Identify, in the records below, every line where the string "ZUGS" appears, and copy each such line.

### Record excerpts
◇ ◇ ◇ ◇ ◇ ◇ ◇

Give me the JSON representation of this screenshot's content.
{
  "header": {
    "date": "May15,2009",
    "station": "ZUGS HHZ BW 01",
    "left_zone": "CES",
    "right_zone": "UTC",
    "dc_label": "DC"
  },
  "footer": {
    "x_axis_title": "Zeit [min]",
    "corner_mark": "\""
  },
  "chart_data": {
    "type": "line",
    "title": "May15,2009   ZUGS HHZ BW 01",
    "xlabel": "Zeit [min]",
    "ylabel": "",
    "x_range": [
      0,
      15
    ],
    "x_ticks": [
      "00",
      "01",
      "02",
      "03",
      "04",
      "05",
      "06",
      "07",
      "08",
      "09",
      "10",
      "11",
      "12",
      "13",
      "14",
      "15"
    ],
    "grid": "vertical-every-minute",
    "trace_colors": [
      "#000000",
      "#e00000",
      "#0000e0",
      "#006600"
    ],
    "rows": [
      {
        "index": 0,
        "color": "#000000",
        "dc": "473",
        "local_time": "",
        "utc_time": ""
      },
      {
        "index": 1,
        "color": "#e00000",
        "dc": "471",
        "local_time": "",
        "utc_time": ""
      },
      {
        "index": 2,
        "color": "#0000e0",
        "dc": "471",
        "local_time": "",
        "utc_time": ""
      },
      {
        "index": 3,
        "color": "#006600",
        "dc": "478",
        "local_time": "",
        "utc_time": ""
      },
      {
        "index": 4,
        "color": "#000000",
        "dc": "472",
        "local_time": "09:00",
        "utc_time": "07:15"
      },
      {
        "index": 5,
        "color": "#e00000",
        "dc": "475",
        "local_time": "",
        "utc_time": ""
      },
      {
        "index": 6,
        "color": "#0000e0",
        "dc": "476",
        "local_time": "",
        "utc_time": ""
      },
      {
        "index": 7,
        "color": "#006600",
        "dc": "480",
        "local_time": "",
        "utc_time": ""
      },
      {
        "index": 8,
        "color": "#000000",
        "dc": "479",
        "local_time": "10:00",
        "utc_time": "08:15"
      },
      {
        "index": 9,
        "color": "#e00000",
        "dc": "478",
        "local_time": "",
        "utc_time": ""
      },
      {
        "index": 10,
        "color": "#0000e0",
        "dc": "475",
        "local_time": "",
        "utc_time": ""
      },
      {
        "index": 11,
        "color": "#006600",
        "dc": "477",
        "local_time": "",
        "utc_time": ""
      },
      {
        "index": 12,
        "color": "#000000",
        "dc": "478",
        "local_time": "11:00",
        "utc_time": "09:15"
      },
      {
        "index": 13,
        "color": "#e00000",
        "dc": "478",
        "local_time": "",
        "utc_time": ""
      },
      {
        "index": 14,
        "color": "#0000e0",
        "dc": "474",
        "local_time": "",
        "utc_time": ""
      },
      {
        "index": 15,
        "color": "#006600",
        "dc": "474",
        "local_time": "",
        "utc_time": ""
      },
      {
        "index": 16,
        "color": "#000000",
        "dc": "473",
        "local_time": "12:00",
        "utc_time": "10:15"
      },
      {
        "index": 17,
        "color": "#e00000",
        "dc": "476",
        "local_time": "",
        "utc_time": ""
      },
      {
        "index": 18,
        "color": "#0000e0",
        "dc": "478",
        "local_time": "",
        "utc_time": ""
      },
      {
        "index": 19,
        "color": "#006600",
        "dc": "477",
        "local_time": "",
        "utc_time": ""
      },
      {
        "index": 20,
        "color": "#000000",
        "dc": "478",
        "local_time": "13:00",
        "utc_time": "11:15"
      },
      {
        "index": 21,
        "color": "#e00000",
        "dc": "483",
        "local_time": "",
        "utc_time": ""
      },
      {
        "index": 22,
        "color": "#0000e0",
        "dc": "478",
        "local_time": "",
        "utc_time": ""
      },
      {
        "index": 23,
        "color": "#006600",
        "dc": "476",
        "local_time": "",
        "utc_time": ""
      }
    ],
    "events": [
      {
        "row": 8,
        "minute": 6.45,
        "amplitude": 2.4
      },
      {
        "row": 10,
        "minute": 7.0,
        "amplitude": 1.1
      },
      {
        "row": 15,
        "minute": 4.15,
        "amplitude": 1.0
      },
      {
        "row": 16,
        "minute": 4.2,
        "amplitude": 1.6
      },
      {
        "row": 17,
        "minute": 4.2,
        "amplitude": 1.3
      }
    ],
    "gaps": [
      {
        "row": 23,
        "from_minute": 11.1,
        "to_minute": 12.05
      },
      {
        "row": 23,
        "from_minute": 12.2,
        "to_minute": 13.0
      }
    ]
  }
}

◇ ◇ ◇ ◇ ◇ ◇ ◇

### Solution
    "station": "ZUGS HHZ BW 01",
    "title": "May15,2009   ZUGS HHZ BW 01",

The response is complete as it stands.